**WHAT NEEDS TO BE DONE:**
Each entry should be quoted word for word, including every mark of punctuation.

**DATA PROVIDED:**
########################################

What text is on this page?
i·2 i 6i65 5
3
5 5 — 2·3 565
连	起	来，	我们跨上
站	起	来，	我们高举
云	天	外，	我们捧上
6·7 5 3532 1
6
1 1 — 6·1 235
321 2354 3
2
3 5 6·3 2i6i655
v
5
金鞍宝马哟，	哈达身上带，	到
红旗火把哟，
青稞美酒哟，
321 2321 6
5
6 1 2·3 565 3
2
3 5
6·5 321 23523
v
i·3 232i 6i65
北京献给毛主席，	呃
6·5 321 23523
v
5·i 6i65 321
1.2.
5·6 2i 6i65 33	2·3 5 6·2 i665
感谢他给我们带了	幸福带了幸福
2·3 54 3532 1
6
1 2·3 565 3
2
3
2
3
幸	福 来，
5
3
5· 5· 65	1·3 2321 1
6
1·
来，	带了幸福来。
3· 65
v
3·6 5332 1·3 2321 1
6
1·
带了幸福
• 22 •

########################################

**RESPONSE TO THIS TASK:**
What text is on this page?
i·2 i 6i65 5
3
5 5 — 2·3 565
连	起	来，	我们跨上
站	起	来，	我们高举
云	天	外，	我们捧上
6·7 5 3532 1
6
1 1 — 6·1 235
321 2354 3
2
3 5 6·3 2i6i655
v
5
金鞍宝马哟，	哈达身上带，	到
红旗火把哟，
青稞美酒哟，
321 2321 6
5
6 1 2·3 565 3
2
3 5
6·5 321 23523
v
i·3 232i 6i65
北京献给毛主席，	呃
6·5 321 23523
v
5·i 6i65 321
1.2.
5·6 2i 6i65 33	2·3 5 6·2 i665
感谢他给我们带了	幸福带了幸福
2·3 54 3532 1
6
1 2·3 565 3
2
3
2
3
幸	福 来，
5
3
5· 5· 65	1·3 2321 1
6
1·
来，	带了幸福来。
3· 65
v
3·6 5332 1·3 2321 1
6
1·
带了幸福
• 22 •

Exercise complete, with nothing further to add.